### WHAT IS NEEDED:
Examine the entries and show every line in which the word "DayK" is found.

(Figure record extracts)

================

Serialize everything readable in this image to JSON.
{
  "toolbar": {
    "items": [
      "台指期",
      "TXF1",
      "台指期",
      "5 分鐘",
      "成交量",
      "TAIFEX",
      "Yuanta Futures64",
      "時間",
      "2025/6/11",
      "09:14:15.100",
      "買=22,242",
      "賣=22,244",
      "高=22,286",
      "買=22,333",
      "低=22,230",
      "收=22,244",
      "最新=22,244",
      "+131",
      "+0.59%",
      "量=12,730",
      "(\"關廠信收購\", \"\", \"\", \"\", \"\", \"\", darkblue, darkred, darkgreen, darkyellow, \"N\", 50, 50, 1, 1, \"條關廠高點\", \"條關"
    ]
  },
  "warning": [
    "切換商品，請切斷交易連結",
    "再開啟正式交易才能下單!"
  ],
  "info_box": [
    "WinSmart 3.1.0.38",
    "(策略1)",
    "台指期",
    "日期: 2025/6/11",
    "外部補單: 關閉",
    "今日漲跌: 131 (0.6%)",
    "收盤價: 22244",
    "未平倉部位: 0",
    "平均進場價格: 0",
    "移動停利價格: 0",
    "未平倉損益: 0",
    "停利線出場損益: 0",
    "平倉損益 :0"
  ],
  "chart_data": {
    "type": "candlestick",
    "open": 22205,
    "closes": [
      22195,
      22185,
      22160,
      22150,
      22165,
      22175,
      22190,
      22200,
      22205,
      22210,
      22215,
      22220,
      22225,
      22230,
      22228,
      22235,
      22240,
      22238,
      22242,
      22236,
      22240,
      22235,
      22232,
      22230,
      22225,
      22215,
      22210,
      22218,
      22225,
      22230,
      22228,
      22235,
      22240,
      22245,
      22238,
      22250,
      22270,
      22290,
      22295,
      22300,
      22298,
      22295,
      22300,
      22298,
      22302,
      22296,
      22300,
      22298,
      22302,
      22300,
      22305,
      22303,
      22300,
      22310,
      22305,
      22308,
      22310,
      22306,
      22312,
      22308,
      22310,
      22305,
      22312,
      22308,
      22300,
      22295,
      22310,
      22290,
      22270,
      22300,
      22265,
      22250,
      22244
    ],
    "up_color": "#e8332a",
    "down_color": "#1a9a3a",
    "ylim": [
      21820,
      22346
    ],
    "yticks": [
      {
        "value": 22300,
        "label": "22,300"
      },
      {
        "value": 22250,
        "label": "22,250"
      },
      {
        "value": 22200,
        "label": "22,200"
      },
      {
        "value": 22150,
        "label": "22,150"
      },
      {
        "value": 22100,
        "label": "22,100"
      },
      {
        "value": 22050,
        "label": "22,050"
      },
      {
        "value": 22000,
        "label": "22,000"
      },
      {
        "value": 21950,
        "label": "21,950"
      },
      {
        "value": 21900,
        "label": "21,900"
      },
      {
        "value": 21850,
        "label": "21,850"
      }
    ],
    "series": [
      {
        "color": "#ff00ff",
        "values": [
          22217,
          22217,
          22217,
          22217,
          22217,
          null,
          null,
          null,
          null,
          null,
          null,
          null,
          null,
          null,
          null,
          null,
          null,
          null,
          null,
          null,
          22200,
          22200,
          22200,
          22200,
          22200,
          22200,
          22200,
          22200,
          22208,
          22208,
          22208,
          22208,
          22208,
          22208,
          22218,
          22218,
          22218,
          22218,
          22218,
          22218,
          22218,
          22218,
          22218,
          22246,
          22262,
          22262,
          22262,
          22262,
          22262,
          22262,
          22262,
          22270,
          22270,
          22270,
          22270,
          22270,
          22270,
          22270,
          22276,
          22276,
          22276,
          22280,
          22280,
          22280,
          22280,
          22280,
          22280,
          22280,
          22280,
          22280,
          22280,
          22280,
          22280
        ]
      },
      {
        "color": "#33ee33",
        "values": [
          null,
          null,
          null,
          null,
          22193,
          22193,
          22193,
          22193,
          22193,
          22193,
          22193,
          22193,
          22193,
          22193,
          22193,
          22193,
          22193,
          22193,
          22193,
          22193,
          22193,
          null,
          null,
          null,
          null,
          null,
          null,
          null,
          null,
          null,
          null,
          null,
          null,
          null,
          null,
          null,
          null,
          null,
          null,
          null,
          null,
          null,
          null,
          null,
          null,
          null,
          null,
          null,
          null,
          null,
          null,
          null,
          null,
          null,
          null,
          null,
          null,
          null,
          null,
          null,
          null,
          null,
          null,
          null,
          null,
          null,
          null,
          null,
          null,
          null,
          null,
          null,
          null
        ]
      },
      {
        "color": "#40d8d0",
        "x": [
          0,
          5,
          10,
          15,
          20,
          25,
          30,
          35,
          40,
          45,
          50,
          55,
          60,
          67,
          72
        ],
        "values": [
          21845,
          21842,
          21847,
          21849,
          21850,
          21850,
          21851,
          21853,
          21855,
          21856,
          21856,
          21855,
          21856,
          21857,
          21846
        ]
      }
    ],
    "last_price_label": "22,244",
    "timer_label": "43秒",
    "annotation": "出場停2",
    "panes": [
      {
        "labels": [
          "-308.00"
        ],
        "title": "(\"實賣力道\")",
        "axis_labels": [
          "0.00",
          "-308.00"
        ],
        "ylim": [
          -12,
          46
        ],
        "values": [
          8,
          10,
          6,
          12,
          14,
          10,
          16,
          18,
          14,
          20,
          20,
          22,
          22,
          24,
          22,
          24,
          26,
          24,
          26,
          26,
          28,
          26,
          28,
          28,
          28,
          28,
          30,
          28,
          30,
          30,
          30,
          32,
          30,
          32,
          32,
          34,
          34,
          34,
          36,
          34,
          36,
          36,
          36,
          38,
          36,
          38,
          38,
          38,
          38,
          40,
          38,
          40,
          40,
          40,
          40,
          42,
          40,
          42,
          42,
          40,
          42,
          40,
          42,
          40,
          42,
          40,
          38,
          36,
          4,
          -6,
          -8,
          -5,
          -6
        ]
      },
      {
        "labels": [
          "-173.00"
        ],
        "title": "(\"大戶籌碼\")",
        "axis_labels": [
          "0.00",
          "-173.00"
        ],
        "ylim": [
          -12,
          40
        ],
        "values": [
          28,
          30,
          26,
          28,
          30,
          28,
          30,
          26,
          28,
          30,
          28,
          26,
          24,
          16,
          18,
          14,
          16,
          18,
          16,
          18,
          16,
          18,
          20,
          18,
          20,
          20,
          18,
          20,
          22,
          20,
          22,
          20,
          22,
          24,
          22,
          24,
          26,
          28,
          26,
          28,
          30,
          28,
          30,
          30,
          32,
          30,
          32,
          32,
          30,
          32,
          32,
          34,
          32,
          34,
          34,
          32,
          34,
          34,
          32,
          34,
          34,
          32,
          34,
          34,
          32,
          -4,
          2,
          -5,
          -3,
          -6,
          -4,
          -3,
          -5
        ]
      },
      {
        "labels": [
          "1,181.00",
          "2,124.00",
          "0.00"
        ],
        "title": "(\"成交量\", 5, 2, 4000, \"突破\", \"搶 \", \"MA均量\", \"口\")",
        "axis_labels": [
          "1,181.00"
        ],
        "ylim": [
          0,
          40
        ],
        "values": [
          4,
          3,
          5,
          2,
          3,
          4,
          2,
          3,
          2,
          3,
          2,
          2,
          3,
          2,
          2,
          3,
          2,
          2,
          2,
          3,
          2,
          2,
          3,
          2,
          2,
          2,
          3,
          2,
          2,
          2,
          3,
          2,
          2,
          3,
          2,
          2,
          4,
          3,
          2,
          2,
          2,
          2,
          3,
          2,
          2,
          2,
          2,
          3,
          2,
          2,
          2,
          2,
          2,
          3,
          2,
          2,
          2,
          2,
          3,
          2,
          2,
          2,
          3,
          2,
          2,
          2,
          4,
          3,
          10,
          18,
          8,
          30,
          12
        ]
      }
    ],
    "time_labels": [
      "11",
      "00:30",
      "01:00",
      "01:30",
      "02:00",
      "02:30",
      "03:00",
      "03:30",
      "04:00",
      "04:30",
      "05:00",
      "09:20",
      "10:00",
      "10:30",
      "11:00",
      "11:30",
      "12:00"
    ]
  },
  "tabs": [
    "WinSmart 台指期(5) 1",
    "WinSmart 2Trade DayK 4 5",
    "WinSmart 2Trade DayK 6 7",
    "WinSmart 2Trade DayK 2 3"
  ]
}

================

### ANSWER TO THIS PROBLEM:
    "WinSmart 2Trade DayK 4 5",
    "WinSmart 2Trade DayK 6 7",
    "WinSmart 2Trade DayK 2 3"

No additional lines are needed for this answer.